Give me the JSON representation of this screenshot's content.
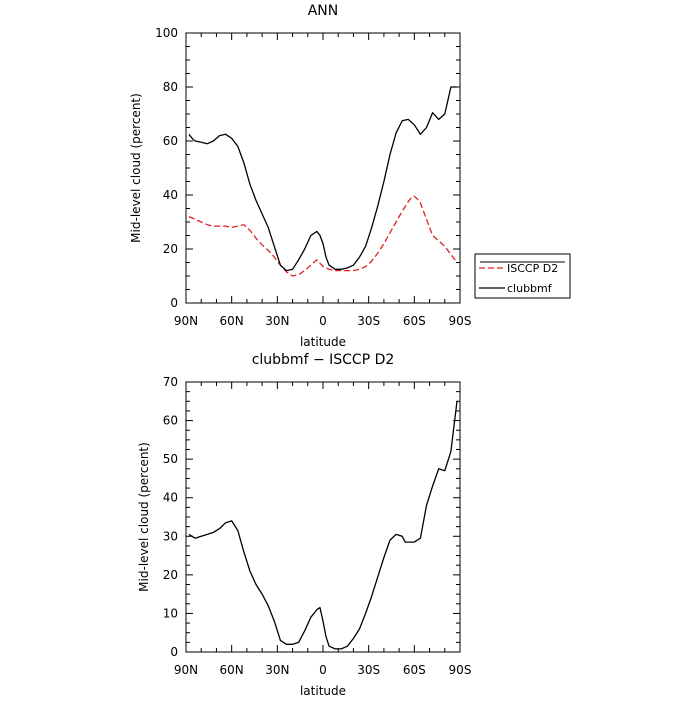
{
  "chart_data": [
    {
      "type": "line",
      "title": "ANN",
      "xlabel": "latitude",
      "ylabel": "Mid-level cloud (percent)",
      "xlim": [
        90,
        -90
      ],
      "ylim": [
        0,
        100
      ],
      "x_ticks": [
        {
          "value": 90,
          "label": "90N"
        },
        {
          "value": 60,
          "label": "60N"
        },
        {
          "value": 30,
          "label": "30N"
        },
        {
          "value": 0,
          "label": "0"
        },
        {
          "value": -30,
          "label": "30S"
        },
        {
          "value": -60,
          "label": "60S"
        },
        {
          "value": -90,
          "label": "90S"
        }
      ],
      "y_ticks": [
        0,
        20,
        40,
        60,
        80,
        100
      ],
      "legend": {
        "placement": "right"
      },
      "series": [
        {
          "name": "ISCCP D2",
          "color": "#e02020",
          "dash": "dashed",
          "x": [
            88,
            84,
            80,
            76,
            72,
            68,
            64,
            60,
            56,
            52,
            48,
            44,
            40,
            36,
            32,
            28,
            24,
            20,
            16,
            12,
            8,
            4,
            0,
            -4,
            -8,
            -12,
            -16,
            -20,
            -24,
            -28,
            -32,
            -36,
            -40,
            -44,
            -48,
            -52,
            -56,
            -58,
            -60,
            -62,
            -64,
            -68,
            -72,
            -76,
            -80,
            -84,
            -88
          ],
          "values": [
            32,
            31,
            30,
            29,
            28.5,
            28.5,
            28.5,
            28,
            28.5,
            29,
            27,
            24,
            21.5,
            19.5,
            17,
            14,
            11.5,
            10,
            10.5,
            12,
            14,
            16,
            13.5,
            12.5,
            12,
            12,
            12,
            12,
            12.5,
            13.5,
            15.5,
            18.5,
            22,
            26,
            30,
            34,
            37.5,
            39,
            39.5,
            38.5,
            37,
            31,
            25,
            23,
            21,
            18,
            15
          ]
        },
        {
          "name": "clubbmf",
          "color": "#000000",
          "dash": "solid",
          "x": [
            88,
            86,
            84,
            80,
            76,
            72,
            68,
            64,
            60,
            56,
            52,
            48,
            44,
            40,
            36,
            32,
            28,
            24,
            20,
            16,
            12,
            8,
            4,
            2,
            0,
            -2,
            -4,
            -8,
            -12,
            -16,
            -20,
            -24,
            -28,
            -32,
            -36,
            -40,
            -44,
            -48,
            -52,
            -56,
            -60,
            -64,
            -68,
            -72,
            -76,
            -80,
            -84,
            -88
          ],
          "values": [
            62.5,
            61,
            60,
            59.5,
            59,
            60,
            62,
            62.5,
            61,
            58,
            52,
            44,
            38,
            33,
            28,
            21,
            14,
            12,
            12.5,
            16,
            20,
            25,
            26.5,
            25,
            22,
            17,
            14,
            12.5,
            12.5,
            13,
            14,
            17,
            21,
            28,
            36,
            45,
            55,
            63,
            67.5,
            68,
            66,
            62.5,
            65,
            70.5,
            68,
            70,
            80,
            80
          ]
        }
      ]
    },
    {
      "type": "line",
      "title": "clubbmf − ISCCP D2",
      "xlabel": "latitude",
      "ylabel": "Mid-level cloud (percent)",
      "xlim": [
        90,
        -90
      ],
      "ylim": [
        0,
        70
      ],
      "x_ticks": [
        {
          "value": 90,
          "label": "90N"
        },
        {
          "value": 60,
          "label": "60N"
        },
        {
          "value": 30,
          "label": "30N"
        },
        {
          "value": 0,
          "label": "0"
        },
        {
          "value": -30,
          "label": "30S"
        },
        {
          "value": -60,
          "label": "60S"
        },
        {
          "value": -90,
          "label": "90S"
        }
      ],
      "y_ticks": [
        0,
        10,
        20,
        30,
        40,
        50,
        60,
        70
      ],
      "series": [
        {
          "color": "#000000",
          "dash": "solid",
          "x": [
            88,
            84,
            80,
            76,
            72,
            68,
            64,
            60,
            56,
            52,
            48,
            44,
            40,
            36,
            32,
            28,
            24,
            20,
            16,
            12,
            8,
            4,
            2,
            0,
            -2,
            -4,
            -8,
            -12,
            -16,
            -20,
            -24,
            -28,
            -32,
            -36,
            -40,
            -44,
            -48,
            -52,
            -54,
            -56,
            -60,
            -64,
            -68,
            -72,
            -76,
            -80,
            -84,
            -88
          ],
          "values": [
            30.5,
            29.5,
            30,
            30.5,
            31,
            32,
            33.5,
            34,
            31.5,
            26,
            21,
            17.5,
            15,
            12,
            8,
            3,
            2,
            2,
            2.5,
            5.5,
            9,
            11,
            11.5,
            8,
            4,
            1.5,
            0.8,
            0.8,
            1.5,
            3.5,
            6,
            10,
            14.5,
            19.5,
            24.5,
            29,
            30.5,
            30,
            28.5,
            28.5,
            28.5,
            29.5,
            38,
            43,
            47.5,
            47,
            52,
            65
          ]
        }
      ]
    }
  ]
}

* * *

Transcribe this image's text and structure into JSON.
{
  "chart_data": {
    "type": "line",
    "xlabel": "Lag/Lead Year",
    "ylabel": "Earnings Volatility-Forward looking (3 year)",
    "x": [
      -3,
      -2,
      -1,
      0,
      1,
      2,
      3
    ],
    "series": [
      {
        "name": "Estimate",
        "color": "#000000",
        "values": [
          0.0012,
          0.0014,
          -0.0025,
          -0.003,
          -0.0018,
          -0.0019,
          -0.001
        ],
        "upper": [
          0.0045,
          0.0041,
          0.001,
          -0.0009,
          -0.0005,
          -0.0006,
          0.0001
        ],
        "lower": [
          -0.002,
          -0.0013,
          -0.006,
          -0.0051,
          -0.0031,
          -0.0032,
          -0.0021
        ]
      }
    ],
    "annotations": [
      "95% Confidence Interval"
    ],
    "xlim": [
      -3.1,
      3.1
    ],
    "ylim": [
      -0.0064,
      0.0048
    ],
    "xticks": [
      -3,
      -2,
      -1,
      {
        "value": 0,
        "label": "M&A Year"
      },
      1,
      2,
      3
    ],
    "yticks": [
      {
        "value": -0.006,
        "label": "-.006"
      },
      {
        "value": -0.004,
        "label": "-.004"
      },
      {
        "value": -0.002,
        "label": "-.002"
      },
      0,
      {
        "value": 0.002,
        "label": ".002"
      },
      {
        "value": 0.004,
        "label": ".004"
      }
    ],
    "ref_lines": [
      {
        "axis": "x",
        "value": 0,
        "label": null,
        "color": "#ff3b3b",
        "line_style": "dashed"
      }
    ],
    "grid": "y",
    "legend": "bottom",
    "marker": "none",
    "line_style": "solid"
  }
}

...

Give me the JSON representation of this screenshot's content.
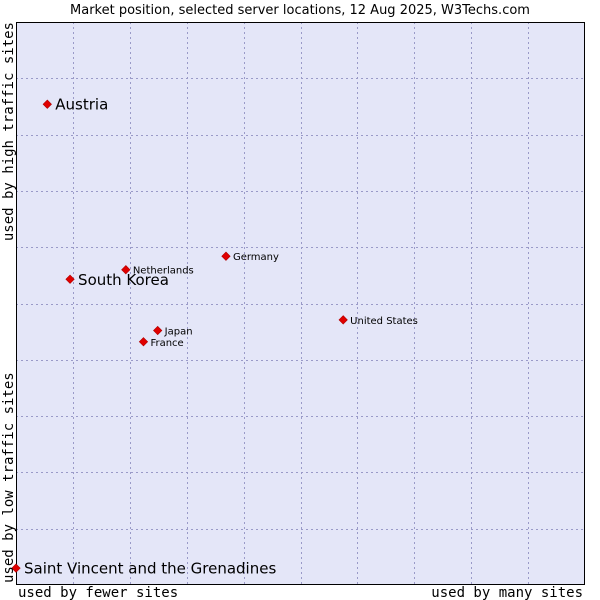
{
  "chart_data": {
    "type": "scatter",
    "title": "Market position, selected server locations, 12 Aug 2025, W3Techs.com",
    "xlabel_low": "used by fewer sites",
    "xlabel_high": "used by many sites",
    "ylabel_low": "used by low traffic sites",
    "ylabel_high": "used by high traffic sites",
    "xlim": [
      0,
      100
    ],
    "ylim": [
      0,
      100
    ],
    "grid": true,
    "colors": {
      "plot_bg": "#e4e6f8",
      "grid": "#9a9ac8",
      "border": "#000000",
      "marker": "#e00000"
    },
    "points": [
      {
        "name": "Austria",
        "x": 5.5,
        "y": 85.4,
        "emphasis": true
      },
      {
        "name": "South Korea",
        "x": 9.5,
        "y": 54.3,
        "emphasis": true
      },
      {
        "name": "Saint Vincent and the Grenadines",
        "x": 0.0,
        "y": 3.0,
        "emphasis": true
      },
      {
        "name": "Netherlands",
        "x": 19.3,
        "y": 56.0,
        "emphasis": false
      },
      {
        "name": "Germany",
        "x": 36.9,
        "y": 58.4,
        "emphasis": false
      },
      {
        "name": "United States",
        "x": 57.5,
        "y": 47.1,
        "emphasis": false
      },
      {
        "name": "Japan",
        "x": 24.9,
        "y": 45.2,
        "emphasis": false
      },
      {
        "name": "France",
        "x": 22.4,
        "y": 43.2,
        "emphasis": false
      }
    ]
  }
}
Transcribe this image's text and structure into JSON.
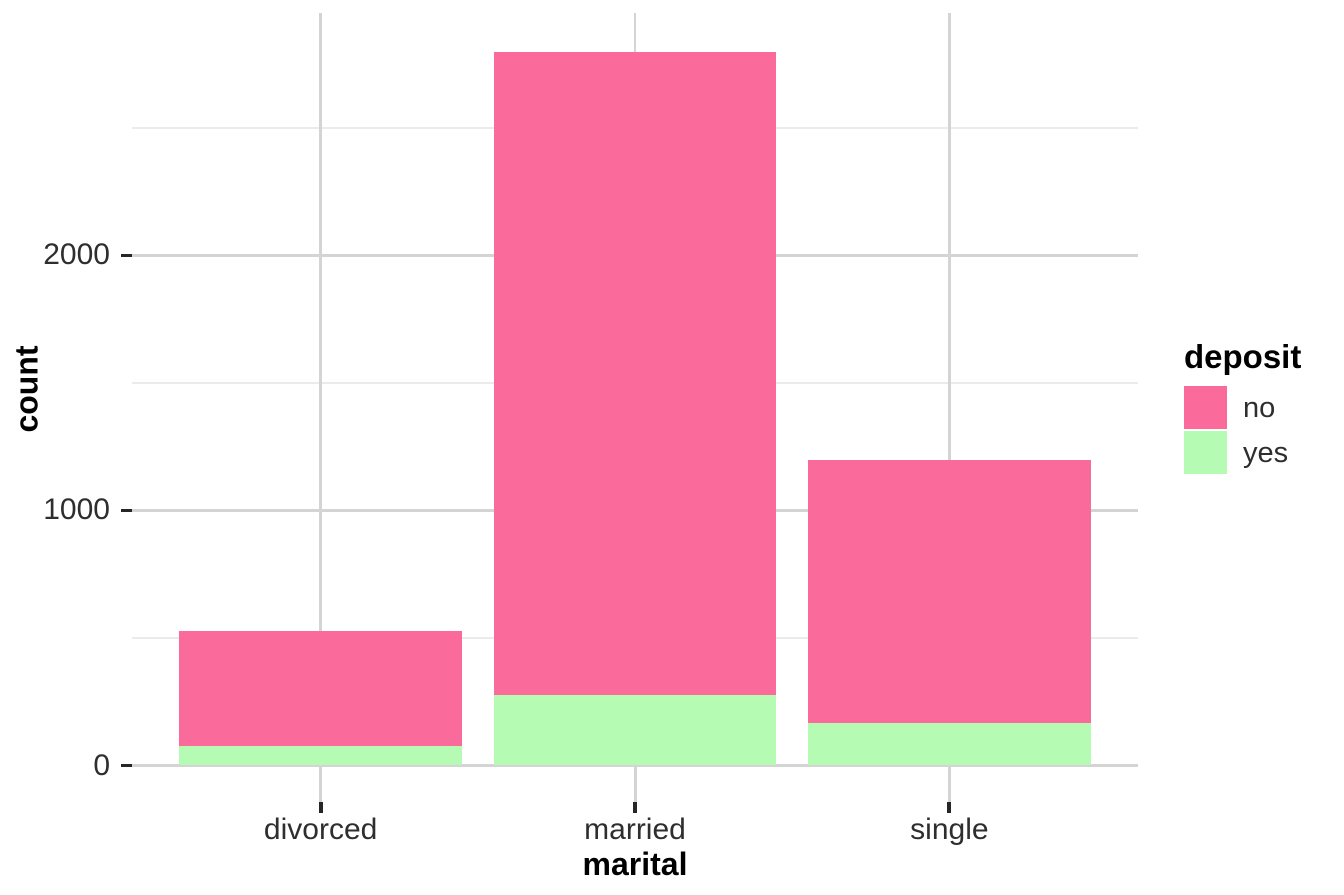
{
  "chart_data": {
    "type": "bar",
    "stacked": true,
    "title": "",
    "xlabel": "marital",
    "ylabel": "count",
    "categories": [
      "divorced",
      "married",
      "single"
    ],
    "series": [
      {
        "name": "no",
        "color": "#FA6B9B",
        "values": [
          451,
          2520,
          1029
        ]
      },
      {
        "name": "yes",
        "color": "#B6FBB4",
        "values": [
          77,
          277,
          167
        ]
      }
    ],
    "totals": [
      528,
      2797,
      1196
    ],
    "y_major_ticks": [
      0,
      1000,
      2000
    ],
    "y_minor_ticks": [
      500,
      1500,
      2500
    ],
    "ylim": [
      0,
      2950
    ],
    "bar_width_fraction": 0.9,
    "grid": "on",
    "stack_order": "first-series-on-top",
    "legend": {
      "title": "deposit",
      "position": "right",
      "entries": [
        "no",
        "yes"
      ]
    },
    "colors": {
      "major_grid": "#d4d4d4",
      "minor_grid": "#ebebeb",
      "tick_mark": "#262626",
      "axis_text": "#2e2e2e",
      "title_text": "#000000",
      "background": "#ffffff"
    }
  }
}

*Task requirements*. In the records above, find each line with the word "used" and copy it.

*Expected answer*.
    "xlabel_low": "used by fewer sites",
    "xlabel_high": "used by many sites",
    "ylabel_low": "used by low traffic sites",
    "ylabel_high": "used by high traffic sites",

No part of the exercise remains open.